**BRIEF:** State how many lines in the listing below include the word "JSON". Give nothing but the number.

┌────────

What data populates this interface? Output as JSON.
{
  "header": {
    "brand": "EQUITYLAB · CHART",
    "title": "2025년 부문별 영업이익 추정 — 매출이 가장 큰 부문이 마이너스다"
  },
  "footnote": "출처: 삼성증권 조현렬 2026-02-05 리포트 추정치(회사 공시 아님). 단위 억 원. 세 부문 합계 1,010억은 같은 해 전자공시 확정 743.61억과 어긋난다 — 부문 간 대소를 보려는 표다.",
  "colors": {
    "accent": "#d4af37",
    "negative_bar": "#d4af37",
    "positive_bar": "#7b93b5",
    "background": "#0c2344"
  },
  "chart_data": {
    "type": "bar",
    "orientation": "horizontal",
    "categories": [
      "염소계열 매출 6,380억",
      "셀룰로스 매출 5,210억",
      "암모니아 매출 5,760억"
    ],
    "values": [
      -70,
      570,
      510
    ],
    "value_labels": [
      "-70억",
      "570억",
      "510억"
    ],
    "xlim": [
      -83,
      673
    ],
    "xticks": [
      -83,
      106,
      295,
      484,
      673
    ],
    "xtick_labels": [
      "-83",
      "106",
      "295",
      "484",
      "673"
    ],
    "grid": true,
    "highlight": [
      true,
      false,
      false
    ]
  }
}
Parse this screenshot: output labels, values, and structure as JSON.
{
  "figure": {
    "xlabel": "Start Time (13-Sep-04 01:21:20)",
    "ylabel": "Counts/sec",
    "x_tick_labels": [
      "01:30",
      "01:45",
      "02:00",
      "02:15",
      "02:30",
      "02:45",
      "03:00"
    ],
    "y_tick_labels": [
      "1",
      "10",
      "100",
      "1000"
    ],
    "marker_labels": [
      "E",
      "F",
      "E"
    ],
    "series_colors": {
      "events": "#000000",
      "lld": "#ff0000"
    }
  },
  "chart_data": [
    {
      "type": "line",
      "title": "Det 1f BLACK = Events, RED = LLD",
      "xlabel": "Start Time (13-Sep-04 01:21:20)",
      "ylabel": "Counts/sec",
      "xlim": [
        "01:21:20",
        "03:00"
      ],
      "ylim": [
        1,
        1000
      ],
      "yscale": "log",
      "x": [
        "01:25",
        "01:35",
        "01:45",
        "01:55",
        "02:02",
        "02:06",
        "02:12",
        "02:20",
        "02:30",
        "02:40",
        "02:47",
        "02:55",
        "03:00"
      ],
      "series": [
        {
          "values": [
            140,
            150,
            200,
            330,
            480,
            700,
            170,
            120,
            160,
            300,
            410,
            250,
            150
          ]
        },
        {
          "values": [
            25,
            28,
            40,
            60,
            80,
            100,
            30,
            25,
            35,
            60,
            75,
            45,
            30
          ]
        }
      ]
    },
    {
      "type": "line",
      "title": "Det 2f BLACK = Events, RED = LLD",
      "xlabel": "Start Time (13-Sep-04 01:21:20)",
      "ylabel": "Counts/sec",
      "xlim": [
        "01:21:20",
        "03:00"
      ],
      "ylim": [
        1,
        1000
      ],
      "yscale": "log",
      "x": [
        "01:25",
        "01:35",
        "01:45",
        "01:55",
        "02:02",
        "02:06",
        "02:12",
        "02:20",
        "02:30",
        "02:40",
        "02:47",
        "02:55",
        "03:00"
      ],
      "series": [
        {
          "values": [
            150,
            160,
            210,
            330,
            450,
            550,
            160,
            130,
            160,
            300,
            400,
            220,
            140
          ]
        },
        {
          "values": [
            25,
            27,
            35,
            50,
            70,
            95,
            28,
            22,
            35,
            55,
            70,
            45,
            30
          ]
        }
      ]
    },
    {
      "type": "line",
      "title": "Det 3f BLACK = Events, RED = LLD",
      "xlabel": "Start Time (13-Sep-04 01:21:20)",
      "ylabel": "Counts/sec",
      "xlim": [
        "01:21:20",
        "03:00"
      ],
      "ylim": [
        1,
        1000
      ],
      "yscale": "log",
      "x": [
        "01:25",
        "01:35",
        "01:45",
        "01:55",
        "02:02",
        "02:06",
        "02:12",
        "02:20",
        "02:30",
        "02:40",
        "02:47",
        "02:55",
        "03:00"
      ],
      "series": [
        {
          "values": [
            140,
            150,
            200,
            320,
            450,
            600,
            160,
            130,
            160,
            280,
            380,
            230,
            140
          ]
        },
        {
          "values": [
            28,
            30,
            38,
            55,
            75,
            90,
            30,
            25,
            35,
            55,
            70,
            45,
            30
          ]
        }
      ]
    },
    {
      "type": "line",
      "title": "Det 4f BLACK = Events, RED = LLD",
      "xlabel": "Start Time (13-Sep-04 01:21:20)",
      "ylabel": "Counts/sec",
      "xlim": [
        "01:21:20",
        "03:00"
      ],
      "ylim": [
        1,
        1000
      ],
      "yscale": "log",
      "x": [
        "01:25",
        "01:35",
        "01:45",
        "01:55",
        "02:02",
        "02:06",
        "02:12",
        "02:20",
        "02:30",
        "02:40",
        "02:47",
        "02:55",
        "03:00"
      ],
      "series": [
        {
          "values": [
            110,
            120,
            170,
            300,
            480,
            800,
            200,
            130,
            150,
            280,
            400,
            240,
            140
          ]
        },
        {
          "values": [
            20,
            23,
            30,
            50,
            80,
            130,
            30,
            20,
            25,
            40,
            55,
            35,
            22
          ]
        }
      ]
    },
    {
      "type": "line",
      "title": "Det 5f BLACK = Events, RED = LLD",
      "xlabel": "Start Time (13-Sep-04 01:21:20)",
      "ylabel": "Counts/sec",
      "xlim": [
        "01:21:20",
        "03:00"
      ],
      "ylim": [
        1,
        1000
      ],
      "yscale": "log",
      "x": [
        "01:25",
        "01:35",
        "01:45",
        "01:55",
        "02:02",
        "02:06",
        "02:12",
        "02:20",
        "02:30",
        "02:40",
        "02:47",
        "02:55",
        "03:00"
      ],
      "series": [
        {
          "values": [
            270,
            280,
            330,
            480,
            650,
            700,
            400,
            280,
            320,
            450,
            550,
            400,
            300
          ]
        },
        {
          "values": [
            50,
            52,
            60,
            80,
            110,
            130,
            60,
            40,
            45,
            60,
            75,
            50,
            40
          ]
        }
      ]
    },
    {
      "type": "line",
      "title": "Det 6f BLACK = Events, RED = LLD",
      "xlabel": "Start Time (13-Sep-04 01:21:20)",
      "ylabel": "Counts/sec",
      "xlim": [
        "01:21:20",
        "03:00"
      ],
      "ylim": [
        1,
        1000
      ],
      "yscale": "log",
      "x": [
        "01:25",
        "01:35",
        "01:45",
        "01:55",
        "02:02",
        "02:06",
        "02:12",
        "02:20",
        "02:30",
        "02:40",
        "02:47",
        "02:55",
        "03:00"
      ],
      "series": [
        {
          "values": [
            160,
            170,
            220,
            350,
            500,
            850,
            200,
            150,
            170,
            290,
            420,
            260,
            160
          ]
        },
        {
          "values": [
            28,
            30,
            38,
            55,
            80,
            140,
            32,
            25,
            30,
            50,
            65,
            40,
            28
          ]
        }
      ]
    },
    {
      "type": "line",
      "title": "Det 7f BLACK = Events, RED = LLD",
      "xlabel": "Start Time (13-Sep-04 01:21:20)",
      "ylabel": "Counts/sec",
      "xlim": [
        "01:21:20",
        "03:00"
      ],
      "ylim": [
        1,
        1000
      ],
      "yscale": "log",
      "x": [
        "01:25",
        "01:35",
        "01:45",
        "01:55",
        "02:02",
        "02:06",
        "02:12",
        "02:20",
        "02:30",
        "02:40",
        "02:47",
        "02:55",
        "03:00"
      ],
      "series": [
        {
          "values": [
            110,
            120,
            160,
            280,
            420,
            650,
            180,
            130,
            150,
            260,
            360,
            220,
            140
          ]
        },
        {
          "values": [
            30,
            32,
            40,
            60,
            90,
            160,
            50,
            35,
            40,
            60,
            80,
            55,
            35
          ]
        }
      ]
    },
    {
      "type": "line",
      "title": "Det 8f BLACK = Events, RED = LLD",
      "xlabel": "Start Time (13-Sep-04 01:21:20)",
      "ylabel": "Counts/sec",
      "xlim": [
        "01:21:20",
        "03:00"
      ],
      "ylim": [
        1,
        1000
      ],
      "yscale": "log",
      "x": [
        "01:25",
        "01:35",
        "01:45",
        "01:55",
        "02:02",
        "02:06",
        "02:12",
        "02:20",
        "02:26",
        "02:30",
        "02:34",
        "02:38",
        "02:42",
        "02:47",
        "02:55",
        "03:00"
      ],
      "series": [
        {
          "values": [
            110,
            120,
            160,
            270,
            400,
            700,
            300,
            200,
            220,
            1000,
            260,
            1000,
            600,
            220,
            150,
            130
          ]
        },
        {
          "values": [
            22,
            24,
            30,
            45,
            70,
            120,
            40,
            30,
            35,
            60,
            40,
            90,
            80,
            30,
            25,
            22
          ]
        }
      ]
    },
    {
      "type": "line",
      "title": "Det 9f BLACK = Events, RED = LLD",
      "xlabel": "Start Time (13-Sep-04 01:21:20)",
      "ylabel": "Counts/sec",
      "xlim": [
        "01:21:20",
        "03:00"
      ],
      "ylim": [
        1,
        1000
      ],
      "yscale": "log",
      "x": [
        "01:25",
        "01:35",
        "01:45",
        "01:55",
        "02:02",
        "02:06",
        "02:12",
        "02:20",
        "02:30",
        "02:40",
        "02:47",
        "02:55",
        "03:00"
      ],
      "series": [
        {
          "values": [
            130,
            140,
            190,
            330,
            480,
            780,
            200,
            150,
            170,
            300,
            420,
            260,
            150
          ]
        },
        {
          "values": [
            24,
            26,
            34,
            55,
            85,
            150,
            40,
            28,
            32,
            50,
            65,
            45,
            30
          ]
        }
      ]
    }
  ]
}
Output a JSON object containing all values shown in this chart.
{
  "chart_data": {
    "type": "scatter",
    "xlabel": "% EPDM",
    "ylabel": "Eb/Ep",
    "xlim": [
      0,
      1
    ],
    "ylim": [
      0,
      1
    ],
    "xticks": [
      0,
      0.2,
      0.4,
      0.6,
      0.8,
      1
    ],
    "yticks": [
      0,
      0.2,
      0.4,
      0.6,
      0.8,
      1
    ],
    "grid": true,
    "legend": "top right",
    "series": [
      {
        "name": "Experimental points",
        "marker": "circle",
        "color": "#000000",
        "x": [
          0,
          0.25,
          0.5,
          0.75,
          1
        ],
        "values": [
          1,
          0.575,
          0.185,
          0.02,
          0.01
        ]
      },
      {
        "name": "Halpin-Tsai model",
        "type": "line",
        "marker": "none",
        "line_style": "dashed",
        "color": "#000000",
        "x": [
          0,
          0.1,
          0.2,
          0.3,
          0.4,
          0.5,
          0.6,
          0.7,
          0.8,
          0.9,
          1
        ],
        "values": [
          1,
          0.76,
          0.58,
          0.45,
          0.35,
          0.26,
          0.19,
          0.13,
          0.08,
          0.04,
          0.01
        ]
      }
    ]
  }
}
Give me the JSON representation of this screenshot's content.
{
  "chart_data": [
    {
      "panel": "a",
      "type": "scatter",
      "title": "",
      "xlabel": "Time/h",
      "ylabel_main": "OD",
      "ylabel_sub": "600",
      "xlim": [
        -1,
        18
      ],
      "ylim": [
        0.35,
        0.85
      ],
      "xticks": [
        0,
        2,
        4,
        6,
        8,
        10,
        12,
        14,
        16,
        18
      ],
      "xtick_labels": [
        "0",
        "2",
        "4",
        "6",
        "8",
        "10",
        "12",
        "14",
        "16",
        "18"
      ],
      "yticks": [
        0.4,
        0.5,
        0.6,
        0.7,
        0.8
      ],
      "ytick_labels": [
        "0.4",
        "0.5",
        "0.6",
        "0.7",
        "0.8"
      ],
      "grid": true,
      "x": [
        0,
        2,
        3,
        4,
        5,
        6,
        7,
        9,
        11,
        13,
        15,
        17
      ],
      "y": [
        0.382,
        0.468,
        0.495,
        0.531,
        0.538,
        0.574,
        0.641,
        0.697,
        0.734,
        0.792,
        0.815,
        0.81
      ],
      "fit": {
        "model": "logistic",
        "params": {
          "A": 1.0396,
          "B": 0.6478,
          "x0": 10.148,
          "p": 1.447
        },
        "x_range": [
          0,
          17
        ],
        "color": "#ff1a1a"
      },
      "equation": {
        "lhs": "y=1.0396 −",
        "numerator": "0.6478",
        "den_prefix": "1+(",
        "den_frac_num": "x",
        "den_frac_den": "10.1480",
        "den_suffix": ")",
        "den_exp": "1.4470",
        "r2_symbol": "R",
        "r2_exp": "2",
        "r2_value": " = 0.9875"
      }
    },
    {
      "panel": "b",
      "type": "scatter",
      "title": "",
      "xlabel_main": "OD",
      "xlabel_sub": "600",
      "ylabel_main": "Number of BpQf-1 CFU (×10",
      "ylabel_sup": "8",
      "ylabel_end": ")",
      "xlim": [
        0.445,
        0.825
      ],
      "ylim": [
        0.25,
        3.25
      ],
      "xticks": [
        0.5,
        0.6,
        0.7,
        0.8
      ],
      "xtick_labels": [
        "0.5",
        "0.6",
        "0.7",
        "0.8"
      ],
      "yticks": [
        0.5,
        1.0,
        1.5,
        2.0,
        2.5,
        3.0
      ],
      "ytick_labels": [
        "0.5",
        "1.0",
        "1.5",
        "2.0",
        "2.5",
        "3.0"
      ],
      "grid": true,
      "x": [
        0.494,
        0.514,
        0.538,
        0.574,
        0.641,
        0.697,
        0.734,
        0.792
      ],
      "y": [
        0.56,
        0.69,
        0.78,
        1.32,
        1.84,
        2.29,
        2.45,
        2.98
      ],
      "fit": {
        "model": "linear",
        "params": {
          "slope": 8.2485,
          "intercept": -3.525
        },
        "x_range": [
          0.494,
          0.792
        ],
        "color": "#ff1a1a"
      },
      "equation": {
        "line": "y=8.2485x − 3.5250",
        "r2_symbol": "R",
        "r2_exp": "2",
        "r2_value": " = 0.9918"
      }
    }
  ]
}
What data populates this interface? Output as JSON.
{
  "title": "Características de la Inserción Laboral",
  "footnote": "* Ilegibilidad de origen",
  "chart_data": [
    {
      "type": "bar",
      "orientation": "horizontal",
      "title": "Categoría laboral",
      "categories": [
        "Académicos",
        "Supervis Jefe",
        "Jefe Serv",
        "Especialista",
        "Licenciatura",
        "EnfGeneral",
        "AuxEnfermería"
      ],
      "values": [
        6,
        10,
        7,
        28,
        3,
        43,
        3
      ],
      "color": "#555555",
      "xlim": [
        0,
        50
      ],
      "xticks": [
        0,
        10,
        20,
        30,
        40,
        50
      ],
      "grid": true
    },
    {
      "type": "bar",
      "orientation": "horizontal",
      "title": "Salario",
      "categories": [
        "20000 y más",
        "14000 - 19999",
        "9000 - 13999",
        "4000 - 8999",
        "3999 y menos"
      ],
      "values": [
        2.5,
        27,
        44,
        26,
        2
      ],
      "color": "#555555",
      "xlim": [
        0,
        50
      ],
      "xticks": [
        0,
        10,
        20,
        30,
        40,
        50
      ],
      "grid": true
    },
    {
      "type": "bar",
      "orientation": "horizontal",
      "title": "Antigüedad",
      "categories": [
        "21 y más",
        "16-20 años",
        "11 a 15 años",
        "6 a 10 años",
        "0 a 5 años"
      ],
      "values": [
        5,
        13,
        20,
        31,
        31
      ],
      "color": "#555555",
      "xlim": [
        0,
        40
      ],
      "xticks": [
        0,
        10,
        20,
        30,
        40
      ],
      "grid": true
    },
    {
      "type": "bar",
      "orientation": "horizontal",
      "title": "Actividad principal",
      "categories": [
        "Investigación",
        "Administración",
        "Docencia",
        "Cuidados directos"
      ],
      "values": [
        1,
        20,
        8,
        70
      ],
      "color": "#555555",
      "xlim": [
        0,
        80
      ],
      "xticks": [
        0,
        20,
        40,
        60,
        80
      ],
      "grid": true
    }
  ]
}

└────────

**RESPONSE TO THIS TASK:** 5